» GIVEN RECORDS:
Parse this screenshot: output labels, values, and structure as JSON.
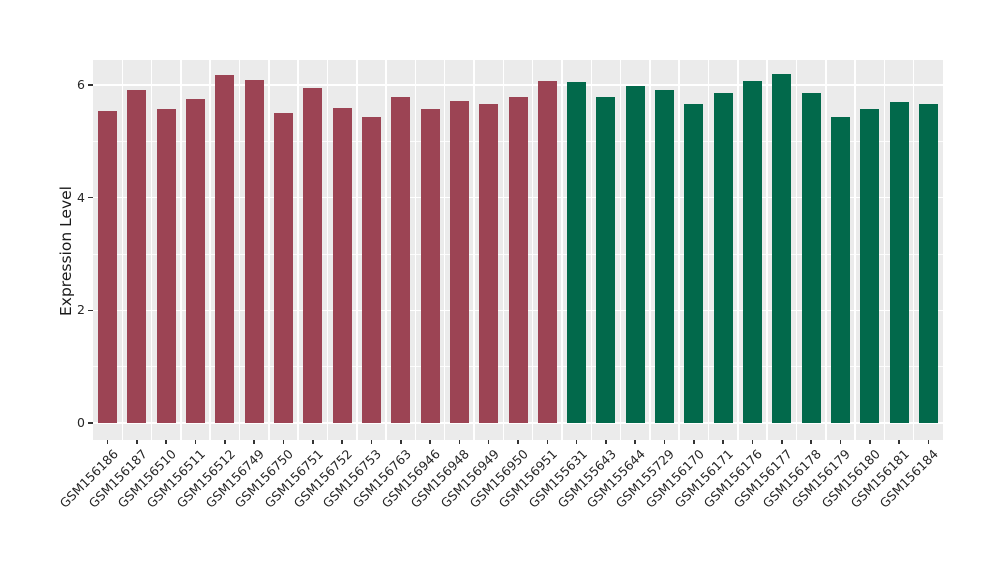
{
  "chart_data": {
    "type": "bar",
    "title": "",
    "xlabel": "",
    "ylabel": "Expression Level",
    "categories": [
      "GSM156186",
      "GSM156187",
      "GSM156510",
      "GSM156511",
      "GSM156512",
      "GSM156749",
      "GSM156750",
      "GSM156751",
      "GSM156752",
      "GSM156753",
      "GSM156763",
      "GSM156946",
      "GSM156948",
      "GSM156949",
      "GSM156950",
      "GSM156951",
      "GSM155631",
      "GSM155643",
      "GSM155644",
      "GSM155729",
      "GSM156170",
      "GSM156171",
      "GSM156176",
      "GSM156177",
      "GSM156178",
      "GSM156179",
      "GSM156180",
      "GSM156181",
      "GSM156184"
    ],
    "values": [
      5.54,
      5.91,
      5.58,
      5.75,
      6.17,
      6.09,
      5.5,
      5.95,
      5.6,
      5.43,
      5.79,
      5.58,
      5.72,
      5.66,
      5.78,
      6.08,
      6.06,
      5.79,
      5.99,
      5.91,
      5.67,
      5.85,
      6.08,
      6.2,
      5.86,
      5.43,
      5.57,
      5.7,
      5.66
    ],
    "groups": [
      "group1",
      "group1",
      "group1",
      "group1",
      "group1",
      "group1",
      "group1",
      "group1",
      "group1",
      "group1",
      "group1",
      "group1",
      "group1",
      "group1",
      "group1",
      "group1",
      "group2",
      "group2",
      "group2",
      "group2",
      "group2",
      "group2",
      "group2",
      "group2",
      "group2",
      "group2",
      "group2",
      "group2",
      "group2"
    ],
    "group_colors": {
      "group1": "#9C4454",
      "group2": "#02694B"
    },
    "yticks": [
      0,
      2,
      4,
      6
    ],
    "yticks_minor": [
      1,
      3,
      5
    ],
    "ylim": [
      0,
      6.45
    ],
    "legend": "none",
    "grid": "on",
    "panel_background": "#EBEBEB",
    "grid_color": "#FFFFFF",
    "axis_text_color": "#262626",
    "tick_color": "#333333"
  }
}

* * *

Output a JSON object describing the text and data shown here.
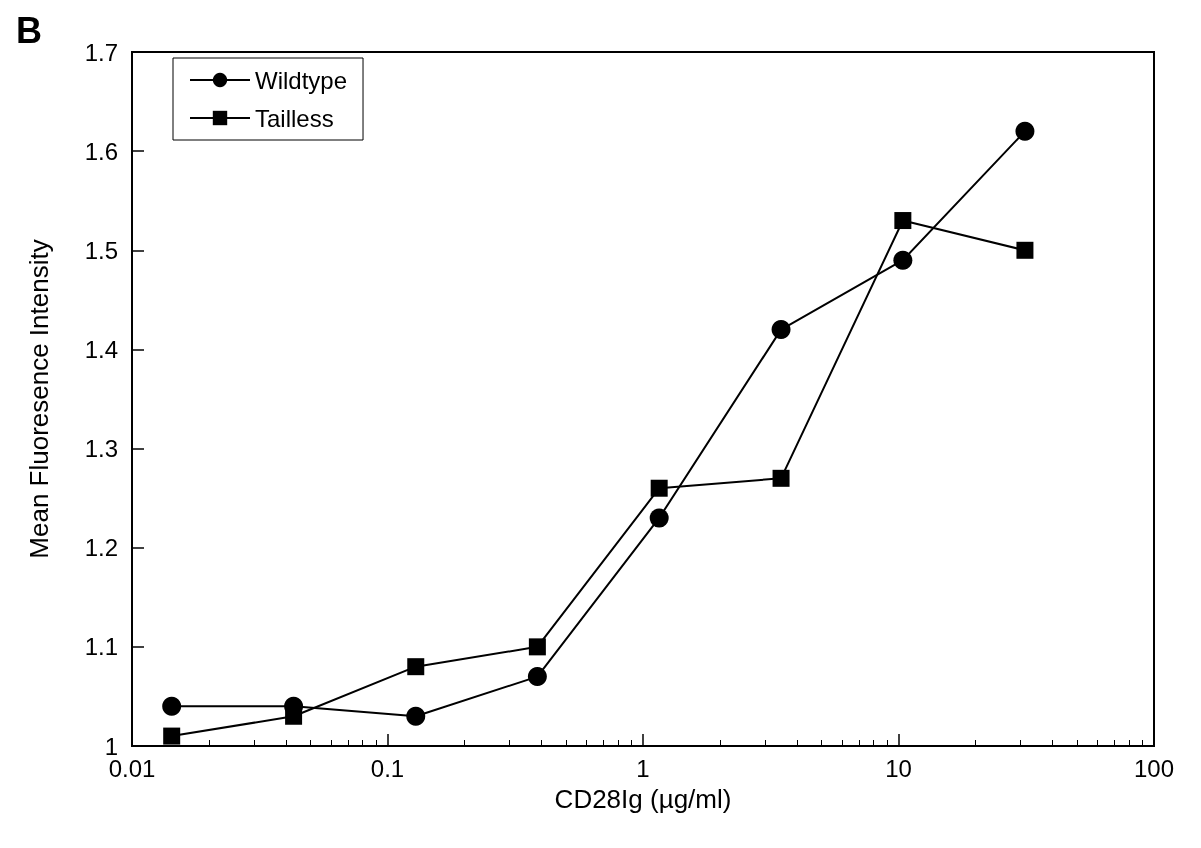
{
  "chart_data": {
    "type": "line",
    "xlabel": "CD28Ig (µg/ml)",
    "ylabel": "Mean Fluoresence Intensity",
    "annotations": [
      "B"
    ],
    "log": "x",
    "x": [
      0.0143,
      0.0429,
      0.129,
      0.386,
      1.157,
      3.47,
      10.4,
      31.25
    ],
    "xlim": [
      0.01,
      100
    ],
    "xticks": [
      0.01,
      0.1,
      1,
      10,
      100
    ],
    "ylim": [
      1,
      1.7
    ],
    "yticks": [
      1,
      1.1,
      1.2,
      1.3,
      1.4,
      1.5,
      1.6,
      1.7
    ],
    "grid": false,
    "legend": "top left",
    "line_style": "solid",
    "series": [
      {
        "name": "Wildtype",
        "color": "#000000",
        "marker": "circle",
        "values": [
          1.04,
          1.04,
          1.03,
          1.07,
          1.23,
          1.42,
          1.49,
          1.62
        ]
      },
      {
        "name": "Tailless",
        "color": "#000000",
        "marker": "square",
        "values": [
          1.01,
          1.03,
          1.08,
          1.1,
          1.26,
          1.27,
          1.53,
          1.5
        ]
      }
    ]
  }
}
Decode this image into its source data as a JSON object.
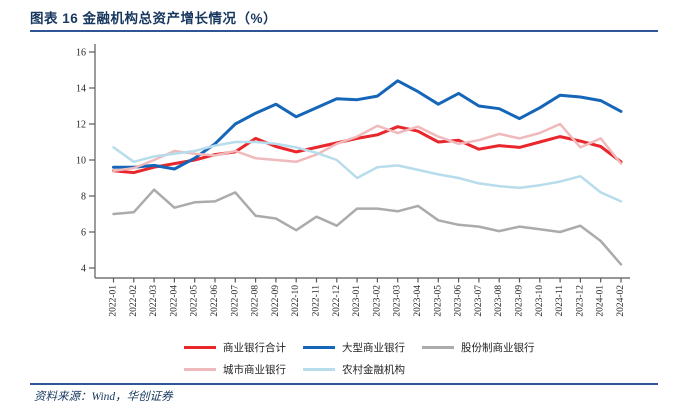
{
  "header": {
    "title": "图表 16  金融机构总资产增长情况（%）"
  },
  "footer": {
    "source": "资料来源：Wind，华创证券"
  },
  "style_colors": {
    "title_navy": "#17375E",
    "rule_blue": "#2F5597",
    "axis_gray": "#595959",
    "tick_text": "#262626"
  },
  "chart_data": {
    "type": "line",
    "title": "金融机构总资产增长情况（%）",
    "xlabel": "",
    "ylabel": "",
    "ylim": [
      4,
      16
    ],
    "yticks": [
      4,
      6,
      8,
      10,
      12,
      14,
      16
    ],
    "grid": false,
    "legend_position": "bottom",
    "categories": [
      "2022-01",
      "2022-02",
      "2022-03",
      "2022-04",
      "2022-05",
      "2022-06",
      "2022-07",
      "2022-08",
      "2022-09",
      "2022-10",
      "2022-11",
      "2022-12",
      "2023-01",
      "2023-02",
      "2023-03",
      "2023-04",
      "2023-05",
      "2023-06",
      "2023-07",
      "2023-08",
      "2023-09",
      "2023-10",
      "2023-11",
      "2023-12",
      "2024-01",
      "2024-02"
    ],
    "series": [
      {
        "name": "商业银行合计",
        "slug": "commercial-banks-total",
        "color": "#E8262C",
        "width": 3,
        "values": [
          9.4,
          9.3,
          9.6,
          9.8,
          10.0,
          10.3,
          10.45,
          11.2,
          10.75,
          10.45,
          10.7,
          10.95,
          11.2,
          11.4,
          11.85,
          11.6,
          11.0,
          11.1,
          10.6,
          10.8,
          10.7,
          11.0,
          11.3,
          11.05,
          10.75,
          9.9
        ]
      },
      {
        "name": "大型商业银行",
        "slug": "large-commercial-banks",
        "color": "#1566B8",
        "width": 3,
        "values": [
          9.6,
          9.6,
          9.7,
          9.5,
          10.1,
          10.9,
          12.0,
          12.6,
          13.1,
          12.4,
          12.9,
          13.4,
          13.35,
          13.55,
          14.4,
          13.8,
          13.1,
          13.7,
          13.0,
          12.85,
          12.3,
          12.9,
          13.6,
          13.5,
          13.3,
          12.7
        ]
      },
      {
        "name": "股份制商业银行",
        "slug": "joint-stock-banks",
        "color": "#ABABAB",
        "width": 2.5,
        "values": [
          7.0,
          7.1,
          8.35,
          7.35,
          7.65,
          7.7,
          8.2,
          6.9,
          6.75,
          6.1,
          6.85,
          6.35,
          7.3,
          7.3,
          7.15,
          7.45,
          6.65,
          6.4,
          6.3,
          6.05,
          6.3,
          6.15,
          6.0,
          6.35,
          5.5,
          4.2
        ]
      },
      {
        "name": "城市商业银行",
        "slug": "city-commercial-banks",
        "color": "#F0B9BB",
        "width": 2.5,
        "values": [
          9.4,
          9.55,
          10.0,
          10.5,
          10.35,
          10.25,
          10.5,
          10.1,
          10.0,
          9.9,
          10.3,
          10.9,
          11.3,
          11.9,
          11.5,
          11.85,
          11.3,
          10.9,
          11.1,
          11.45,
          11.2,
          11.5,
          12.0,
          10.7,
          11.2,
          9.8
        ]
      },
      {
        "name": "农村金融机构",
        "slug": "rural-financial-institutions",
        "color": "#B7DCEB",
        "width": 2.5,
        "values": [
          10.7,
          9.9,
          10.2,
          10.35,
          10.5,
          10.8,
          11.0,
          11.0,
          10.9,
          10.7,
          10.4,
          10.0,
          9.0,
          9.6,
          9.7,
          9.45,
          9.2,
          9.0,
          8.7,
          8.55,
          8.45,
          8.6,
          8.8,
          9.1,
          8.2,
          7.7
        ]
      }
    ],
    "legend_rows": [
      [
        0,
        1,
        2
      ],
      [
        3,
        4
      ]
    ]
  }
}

--

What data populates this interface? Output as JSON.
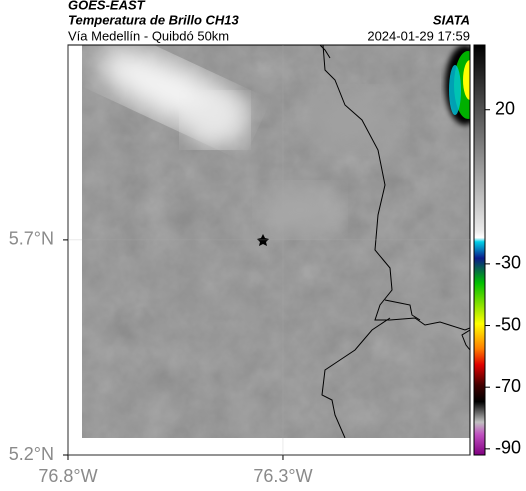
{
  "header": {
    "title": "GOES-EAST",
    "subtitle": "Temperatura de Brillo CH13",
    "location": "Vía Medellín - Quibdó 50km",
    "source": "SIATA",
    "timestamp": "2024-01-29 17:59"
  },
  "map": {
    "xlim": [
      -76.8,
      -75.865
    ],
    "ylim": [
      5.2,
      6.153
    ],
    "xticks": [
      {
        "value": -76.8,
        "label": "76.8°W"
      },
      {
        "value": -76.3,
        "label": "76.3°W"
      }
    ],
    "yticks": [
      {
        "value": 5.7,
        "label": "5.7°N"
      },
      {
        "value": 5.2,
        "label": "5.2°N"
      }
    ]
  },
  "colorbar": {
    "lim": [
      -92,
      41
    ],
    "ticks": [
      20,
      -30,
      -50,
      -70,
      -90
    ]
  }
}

» INSTRUCTIONS TO FOLLOW:
Pick out and copy every line that contains the word "金融机构总资产增长情况".

» THE ANSWER:
    "title": "图表 16  金融机构总资产增长情况（%）"
    "title": "金融机构总资产增长情况（%）",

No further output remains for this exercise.